**Alıntılanan metin**.
<<<<

Erdal Cindoruk: ‘En çok kendimi gözlerim’
Gönül Dağı’nda oyunculuğuyla döktüren Erdal Cindoruk’la sahne ve yaşam üzerine konuştuk.
Neredeyse yarım asırdır, tiyatro sahnesinde, beyazperdede ve ekranlar yer alan Erdal Cindoruk, kendi deyimiyle “demlenmiş” oyunculuğuyla Gönül Dağı dizisinin sevilen isimlerinden. Cindoruk’a dizinin başarısının sırrını sorduk.
- Gönül Dağı halk tarafından
oldukça sevilen bir dizi oldu. Ayrıca konusu itibarıyla
ekranlardaki diğer yapımlara göre sosyolojik farklar da
içeriyor.
Anadolu insanını anlatıyor. Yani hemen
yanınızdaki, uzak olmayan bir öykü... Bildiğimiz bir şeyi
anlatmanın başarı şansı hep daha yüksektir. Biliyorsunuz ünlü
yazarlar ilk hikâyelerinde kendilerini anlatırlar. En başarılı
eserleri de bunlardır. Kendinizden yola çıktığınızda daha
başarılı oluyorsunuz. Türkiye’nin yüzde 90’ı Anadolu’dan.
Ülkemizin batısında ekonomik olarak bir yere gelmiş insanlar bile
bu bölgelerden. Hemen herkes Anadolu’yu yaşamıştır. Dizi de
bunu anlattığı için başarılı.
- Oyunculuk da yaşla
birlikte gelişen bir meslek sanırım. Ekranda sizi izlerken rolün
kendiliğinden akıp gittiğini hiç zorlanmadığını görebiliyor
insan. Oyunculukta bu seviyeye nasıl erişiliyor?
“Yaşla
birlikte olgunlaşır” diyelim. Ancak oyunculuk özle alakalı bir
meslektir. Nasıl anlatayım? En önemli şeylerden biri gözlemdir.
Farklı insanları gözleyerek oyunculuğunuza katkıda bulunursunuz.
Ancak bana göre sırf başkalarını gözlemekten ibaret değildir.
Özünüzü gözlediğinizde ortaya doğal bir oyunculuk çıkıyor.
Pazarda alışveriş yaparken pazarcıyı gözlerim ama daha çok
kendimin pazarcıyla nasıl konuştuğuma bakarım. En çok kendimi
izlerim, kendimi gözlerim. Doğalı da o şekilde yakalarım.
-
Aile hatta sülale boyu uzanan bir sanatçı geniniz var. Bunun
nedeni nedir? Adana'nın havasından, suyundan mı? Yoksa aileye
ilişkin başka bir gelenek mi var?

>>>>

**Materyal alıntıları**.
<<<<

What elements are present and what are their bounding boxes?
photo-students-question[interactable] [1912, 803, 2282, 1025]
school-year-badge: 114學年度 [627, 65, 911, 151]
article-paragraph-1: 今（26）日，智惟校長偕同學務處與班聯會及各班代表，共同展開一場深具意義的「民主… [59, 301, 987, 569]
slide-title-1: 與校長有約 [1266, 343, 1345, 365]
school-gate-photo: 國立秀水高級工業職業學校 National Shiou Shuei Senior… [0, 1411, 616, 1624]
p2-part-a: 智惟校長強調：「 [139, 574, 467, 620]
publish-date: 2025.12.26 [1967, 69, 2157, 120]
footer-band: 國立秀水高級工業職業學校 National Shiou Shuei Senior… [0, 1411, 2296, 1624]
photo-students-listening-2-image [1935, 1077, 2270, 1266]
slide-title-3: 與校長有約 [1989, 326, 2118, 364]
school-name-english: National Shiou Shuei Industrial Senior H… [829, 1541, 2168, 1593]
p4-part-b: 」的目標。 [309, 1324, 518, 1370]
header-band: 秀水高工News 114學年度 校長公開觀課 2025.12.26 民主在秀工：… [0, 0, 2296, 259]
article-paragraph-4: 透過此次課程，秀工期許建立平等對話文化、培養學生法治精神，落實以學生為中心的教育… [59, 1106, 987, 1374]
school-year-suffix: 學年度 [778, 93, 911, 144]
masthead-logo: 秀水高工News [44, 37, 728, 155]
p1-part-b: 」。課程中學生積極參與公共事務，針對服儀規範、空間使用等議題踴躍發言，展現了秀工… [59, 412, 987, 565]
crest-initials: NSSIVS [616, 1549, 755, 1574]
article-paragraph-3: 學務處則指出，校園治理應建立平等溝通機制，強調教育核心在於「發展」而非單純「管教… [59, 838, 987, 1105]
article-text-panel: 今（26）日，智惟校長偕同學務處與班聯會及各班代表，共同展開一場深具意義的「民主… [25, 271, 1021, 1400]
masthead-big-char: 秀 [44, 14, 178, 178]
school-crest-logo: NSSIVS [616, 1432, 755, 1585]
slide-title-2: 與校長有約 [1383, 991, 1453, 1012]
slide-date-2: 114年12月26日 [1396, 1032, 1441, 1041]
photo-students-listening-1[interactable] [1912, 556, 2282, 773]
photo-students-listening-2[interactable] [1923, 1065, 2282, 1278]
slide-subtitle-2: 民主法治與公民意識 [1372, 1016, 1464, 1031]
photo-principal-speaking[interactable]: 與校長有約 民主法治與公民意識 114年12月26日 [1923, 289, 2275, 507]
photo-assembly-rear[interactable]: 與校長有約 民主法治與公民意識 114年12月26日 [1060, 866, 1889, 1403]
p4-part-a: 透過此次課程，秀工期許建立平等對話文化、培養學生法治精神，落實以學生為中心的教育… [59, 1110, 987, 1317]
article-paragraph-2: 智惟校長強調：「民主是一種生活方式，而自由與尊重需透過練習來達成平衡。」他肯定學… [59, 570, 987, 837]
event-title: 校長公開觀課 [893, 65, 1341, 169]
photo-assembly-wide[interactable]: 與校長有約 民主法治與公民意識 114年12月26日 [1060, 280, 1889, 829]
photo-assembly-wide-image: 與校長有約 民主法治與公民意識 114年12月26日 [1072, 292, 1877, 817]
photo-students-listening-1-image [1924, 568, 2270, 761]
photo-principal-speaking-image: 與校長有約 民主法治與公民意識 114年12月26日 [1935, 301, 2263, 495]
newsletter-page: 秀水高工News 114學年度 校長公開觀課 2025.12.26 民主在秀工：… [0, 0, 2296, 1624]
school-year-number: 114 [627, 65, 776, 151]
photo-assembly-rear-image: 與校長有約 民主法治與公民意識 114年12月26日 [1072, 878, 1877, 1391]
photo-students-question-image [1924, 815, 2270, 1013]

>>>>
<<<<

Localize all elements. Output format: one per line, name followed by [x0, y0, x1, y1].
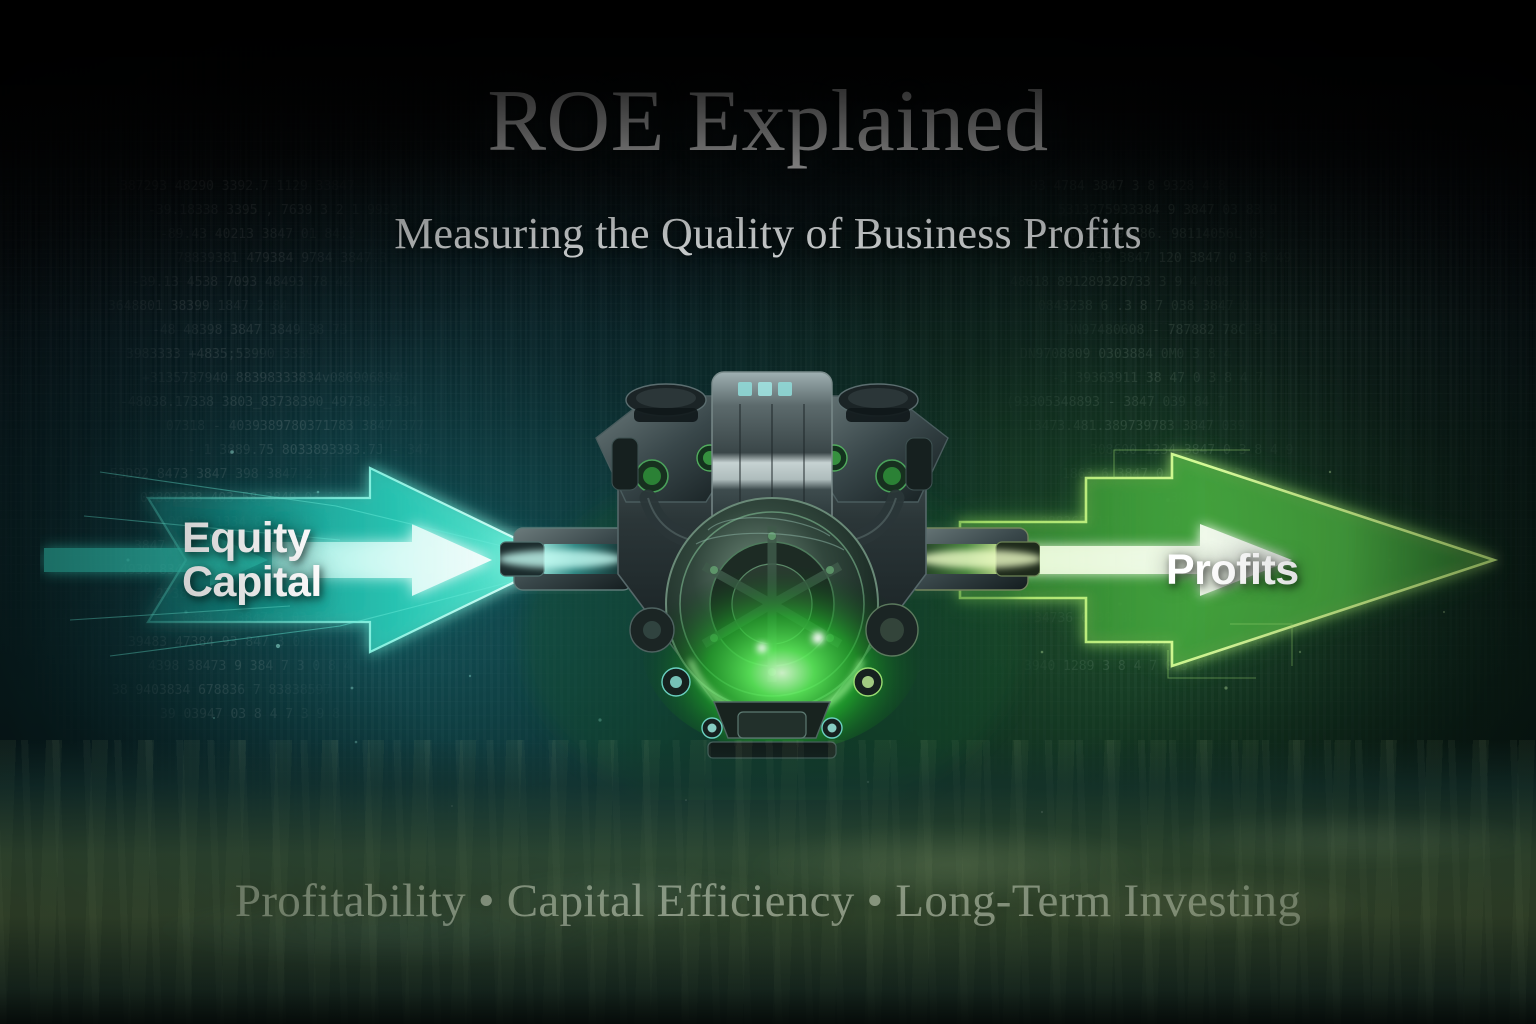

>>>>

**Yapılacaklar**.
A: Erdal Cindoruk söyleşisine göre Türkiye'nin yüzde kaçı Anadolu'dandır?
B: Lütfen Erdal Cindoruk söyleşisini kaldığı yerden sürdürün.

**Alıştırma yanıtları**.
A: Yüzde 90'ı.

B:
Bunun genle ilgili
olduğunu da düşünebiliriz. Çok emin değilim ama... Ağabeyim
Zafer Doruk, bir yazar. Ona bakarak farklı bir kafa yapısına
büründüm. Sanatçı kişiliği esin kaynağım olmuş olabilir.
Tiyatroya başladım, giderek ustalaştım, sonra yeğenim Caner
Cindoruk da sanırım benden etkilenerek oyunculuğa başladı.
Caner’in kardeşi Taner Cindoruk da oyuncu ve edebiyatçıdır.
Aldığı ödüller de vardır. Adana’nın havasının, suyunun,
sıcağının bu işte katkısı da var bence. O sıcak, bir bağrı
yanıklık, isyan duygusunu geliştiriyor.
- Kurtlar
Vadisi yayımlandığı dönemde bazı kesimler tarafından görmezden
geliniyordu ama şu sıralar dizideki ince işçilik ve oyunculuk
kalitesi özellikle sosyal medyada yeniden gündemde. Bugünden
bakınca yapımın değerinin yeni yeni anlaşıldığını
söyleyebilir misiniz?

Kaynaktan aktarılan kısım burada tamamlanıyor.